> [Set exercise]:
Give only the number of lines in the data that contain the word "triangle".
··· Data for the task ···
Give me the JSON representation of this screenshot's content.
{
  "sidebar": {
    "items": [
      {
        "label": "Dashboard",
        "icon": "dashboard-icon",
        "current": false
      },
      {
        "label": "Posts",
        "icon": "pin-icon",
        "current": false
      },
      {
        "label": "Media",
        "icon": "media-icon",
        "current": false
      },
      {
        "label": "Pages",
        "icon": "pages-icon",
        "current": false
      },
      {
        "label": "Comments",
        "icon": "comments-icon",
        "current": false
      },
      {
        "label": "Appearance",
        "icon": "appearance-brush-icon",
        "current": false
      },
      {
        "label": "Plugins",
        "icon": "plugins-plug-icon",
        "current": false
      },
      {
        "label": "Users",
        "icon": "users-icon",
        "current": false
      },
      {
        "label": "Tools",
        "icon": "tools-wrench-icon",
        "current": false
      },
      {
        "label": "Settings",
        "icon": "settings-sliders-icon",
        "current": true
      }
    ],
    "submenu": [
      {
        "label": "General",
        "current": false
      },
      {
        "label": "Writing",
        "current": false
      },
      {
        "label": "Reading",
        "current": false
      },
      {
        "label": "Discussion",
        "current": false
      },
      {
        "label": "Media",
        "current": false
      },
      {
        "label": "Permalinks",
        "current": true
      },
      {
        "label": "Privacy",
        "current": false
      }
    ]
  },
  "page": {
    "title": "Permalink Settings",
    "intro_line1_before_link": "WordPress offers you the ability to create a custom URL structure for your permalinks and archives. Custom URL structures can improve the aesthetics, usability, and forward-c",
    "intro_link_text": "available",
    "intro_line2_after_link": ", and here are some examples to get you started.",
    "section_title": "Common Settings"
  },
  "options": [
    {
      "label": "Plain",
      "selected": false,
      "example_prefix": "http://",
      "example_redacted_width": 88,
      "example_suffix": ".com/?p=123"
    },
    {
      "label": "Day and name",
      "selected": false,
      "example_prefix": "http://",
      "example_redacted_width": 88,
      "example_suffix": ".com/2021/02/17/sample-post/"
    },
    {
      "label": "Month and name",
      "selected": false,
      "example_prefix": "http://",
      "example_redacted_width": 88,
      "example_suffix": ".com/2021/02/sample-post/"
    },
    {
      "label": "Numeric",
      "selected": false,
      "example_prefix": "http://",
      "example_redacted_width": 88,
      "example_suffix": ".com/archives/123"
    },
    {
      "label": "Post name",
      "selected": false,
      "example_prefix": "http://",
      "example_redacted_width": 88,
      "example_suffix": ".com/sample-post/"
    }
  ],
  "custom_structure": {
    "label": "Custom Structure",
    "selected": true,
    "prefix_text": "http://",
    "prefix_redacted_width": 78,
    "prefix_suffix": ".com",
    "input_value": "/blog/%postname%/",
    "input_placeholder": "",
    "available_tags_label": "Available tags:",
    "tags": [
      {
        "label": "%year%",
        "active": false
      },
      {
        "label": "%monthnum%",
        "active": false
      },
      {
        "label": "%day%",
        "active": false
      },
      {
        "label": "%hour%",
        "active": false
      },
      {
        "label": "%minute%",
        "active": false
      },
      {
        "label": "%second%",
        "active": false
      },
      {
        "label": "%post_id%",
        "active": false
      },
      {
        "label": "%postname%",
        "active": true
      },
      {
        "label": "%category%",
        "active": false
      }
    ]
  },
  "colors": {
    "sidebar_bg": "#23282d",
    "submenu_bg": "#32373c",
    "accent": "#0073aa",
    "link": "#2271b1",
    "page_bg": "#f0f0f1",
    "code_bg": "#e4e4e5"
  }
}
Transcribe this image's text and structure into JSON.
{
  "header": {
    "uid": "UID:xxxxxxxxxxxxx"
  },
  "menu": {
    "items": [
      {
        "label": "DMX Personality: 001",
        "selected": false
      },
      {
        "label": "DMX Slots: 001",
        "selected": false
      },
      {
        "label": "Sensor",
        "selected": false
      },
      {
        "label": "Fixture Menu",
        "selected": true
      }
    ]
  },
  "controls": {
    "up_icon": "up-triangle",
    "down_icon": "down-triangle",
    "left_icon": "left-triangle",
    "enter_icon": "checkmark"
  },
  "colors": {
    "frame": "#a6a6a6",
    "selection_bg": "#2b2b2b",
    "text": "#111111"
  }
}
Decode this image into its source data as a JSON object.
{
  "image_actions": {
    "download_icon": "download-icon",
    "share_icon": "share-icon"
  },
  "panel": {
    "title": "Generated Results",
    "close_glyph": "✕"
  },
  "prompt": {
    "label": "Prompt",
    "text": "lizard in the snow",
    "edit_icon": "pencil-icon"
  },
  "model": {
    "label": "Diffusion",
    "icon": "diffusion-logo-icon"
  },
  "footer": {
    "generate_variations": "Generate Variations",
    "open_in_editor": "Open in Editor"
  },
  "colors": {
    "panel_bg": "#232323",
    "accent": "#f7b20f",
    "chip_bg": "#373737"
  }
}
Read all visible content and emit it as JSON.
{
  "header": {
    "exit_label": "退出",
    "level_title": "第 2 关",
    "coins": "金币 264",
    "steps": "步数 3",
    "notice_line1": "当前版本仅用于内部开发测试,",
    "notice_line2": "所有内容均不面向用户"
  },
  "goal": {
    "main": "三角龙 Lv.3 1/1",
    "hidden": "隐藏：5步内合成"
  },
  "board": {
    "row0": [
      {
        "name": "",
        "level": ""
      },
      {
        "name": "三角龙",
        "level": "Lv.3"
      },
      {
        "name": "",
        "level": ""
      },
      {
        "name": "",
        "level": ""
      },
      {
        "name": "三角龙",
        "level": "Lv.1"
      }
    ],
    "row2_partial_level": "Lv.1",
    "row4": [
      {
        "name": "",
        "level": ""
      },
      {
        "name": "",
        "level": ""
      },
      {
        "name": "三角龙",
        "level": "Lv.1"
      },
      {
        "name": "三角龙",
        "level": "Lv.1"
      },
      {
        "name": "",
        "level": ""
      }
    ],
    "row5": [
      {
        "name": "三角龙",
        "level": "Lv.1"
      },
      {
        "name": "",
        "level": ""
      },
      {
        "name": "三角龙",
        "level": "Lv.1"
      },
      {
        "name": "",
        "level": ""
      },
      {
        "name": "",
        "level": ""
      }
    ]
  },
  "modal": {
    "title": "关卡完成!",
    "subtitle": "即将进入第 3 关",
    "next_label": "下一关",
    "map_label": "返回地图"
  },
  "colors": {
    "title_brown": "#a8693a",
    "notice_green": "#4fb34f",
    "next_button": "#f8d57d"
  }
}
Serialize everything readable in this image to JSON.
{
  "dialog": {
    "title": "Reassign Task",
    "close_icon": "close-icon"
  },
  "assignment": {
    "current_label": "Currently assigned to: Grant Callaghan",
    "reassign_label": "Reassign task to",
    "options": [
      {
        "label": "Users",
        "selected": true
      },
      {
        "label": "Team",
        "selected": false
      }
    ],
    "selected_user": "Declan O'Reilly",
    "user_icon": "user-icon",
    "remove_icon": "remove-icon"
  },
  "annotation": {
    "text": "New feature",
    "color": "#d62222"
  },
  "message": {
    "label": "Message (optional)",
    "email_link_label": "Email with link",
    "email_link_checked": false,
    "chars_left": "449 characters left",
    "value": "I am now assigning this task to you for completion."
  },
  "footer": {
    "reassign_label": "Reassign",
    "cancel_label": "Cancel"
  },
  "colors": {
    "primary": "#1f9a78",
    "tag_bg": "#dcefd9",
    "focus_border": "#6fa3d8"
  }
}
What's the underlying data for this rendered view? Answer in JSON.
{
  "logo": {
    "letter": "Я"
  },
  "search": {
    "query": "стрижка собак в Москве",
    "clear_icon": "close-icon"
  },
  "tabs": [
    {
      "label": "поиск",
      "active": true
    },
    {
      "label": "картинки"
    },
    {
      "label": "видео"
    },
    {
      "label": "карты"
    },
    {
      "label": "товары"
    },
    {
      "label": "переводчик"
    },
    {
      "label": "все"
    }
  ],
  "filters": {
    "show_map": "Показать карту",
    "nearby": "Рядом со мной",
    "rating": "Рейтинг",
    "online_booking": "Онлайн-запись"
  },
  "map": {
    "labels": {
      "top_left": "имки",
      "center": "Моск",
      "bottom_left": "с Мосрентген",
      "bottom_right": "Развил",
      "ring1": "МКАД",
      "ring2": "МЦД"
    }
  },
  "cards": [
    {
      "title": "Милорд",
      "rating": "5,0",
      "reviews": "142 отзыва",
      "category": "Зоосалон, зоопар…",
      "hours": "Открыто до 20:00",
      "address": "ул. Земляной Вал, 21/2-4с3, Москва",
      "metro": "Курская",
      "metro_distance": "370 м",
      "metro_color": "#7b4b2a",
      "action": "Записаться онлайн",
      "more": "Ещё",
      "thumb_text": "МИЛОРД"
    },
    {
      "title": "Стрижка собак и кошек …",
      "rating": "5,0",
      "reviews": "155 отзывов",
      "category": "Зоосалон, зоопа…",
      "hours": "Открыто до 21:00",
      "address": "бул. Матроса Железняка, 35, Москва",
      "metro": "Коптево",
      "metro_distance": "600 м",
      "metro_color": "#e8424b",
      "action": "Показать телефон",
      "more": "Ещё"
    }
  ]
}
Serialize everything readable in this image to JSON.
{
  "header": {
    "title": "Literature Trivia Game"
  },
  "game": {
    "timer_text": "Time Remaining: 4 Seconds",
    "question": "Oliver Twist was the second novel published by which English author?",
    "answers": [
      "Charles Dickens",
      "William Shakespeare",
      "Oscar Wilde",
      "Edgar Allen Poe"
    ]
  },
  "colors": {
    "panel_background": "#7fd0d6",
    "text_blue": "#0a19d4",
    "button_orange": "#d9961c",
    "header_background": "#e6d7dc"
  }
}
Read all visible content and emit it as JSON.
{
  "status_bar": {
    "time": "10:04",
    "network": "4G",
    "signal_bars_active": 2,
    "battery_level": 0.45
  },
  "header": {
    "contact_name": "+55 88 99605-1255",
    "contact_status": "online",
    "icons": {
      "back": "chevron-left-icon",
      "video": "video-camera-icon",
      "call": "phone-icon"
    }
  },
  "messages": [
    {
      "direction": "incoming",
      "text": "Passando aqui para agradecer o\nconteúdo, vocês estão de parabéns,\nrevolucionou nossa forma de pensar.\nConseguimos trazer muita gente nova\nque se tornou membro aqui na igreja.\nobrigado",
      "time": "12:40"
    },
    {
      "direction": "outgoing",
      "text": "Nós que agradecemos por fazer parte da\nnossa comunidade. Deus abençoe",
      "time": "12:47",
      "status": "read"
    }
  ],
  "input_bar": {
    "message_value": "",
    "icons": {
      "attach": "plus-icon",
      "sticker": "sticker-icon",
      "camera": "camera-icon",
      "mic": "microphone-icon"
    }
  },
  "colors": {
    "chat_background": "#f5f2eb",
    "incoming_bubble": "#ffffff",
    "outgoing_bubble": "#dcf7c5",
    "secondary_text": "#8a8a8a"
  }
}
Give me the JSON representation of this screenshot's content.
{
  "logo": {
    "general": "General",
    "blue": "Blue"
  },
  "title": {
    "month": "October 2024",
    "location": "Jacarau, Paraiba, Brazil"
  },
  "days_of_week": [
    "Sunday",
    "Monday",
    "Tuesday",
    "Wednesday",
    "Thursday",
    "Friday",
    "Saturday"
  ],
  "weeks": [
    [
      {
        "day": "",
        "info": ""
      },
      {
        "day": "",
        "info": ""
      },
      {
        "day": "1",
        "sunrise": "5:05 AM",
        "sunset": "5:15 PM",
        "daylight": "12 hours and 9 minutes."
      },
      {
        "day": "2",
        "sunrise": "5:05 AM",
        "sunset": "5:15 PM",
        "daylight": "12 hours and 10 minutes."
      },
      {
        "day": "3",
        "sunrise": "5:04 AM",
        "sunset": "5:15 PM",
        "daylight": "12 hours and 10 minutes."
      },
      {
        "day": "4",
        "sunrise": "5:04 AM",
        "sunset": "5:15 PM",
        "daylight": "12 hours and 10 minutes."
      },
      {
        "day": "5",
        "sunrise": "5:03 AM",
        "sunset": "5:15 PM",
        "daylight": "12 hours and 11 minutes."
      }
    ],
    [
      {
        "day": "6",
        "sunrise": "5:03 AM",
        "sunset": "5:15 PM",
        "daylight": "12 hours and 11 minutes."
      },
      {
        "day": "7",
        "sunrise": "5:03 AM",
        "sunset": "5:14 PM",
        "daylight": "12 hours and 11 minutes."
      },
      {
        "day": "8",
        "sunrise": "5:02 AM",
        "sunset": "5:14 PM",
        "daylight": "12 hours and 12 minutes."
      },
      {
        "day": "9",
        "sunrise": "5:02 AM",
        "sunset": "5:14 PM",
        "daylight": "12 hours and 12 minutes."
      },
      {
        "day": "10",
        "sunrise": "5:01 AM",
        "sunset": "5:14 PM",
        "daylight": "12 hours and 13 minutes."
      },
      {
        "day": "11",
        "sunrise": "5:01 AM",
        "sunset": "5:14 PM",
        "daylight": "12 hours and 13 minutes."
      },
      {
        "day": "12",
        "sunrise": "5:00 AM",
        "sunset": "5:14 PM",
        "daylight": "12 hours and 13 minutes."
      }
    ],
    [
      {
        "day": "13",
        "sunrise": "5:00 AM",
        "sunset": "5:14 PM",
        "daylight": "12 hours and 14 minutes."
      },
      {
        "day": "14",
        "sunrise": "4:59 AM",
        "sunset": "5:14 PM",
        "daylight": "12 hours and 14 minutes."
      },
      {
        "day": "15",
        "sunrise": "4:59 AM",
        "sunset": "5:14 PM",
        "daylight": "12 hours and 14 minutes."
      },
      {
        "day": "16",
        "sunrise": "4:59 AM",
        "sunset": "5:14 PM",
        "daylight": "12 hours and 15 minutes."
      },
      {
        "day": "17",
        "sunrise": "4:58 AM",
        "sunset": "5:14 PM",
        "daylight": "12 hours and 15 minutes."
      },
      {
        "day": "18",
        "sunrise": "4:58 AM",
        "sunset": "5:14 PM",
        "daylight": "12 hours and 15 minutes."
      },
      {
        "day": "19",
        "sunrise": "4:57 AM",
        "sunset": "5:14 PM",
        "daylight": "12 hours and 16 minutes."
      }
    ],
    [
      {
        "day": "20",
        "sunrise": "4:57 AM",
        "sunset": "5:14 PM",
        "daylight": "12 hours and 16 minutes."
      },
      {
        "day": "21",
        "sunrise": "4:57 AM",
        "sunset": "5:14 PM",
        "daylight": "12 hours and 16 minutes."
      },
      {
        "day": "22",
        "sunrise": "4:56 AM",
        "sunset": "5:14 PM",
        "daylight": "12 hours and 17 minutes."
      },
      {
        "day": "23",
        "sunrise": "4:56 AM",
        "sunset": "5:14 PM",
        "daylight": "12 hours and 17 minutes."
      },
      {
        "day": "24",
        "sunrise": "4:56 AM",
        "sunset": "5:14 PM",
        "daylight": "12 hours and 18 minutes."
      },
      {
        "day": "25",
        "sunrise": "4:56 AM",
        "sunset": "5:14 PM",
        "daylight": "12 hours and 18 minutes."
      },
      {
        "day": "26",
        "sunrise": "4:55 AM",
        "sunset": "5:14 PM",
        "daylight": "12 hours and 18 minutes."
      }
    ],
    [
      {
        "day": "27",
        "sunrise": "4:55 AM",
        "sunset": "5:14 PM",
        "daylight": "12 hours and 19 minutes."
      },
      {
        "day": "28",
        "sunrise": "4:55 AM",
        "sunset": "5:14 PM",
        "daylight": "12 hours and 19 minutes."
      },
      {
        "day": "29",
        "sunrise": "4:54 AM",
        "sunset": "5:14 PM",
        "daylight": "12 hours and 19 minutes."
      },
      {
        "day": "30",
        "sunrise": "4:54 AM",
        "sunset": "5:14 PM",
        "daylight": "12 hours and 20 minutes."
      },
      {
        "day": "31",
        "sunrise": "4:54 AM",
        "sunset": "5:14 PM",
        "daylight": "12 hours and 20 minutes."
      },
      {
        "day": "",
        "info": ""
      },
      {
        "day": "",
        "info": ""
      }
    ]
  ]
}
···
> [Answer to the problem]:
3